**Supplied information**:
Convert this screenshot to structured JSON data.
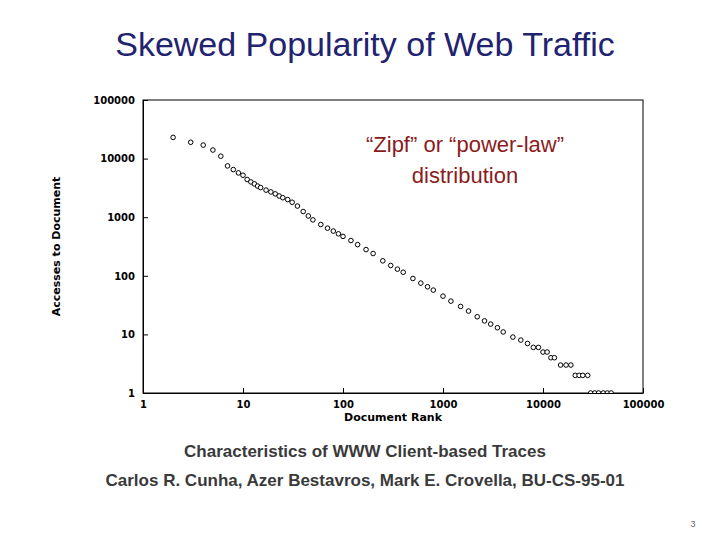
{
  "chart_data": {
    "type": "scatter",
    "title": "Skewed Popularity of Web Traffic",
    "annotation": [
      "“Zipf” or “power-law”",
      "distribution"
    ],
    "x_label": "Document Rank",
    "y_label": "Accesses to Document",
    "x": [
      2,
      3,
      4,
      5,
      6,
      7,
      8,
      9,
      10,
      11,
      12,
      13,
      14,
      15,
      17,
      19,
      21,
      23,
      25,
      28,
      31,
      35,
      40,
      45,
      50,
      60,
      70,
      80,
      90,
      100,
      120,
      140,
      170,
      200,
      250,
      300,
      350,
      400,
      500,
      600,
      700,
      800,
      1000,
      1200,
      1500,
      1800,
      2200,
      2600,
      3000,
      3500,
      4000,
      5000,
      6000,
      7000,
      8000,
      9000,
      10000,
      11000,
      12000,
      13000,
      15000,
      17000,
      19000,
      21000,
      23000,
      25000,
      28000,
      30000,
      33000,
      36000,
      40000,
      44000,
      48000
    ],
    "values": [
      23000,
      19000,
      17000,
      14000,
      11000,
      7500,
      6500,
      5700,
      5200,
      4400,
      4000,
      3700,
      3400,
      3200,
      2900,
      2700,
      2500,
      2300,
      2150,
      2000,
      1800,
      1550,
      1250,
      1050,
      900,
      750,
      650,
      580,
      520,
      470,
      400,
      340,
      280,
      240,
      180,
      150,
      130,
      115,
      90,
      75,
      65,
      57,
      45,
      37,
      30,
      25,
      20,
      17,
      15,
      13,
      11,
      9,
      8,
      7,
      6,
      6,
      5,
      5,
      4,
      4,
      3,
      3,
      3,
      2,
      2,
      2,
      2,
      1,
      1,
      1,
      1,
      1,
      1
    ],
    "xlim": [
      1,
      100000
    ],
    "ylim": [
      1,
      100000
    ],
    "xticks": [
      1,
      10,
      100,
      1000,
      10000,
      100000
    ],
    "yticks": [
      1,
      10,
      100,
      1000,
      10000,
      100000
    ],
    "log": true,
    "grid": false,
    "marker": "circle",
    "color": "#000000"
  },
  "caption": [
    "Characteristics of WWW Client-based Traces",
    "Carlos R. Cunha, Azer Bestavros, Mark E. Crovella, BU-CS-95-01"
  ],
  "page_number": "3"
}
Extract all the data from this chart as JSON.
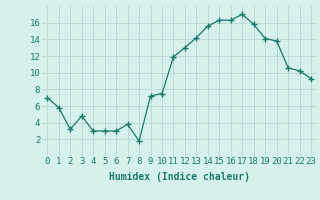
{
  "x": [
    0,
    1,
    2,
    3,
    4,
    5,
    6,
    7,
    8,
    9,
    10,
    11,
    12,
    13,
    14,
    15,
    16,
    17,
    18,
    19,
    20,
    21,
    22,
    23
  ],
  "y": [
    7.0,
    5.8,
    3.2,
    4.8,
    3.0,
    3.0,
    3.0,
    3.8,
    1.8,
    7.2,
    7.5,
    11.9,
    13.0,
    14.2,
    15.6,
    16.3,
    16.3,
    17.0,
    15.8,
    14.1,
    13.8,
    10.6,
    10.2,
    9.3
  ],
  "line_color": "#1a7a6e",
  "marker": "+",
  "marker_size": 4,
  "bg_color": "#d6f0ee",
  "grid_color": "#b8d8d4",
  "xlabel": "Humidex (Indice chaleur)",
  "xlabel_fontsize": 7,
  "tick_fontsize": 6.5,
  "ylim": [
    0,
    18
  ],
  "xlim": [
    -0.5,
    23.5
  ],
  "yticks": [
    2,
    4,
    6,
    8,
    10,
    12,
    14,
    16
  ],
  "xticks": [
    0,
    1,
    2,
    3,
    4,
    5,
    6,
    7,
    8,
    9,
    10,
    11,
    12,
    13,
    14,
    15,
    16,
    17,
    18,
    19,
    20,
    21,
    22,
    23
  ]
}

**Your goal**:
Please write out the material from the line containing "Extract all the data from this chart as JSON." to its final line, both inclusive, exactly as it appears; pictures are not part of the copy.

**The answer**:
Extract all the data from this chart as JSON.
{
  "x": [
    0,
    1,
    2,
    3,
    4,
    5,
    6,
    7,
    8,
    9,
    10,
    11,
    12,
    13,
    14,
    15,
    16,
    17,
    18,
    19,
    20,
    21,
    22,
    23
  ],
  "y": [
    7.0,
    5.8,
    3.2,
    4.8,
    3.0,
    3.0,
    3.0,
    3.8,
    1.8,
    7.2,
    7.5,
    11.9,
    13.0,
    14.2,
    15.6,
    16.3,
    16.3,
    17.0,
    15.8,
    14.1,
    13.8,
    10.6,
    10.2,
    9.3
  ],
  "line_color": "#1a7a6e",
  "marker": "+",
  "marker_size": 4,
  "bg_color": "#d6f0ee",
  "grid_color": "#b8d8d4",
  "xlabel": "Humidex (Indice chaleur)",
  "xlabel_fontsize": 7,
  "tick_fontsize": 6.5,
  "ylim": [
    0,
    18
  ],
  "xlim": [
    -0.5,
    23.5
  ],
  "yticks": [
    2,
    4,
    6,
    8,
    10,
    12,
    14,
    16
  ],
  "xticks": [
    0,
    1,
    2,
    3,
    4,
    5,
    6,
    7,
    8,
    9,
    10,
    11,
    12,
    13,
    14,
    15,
    16,
    17,
    18,
    19,
    20,
    21,
    22,
    23
  ]
}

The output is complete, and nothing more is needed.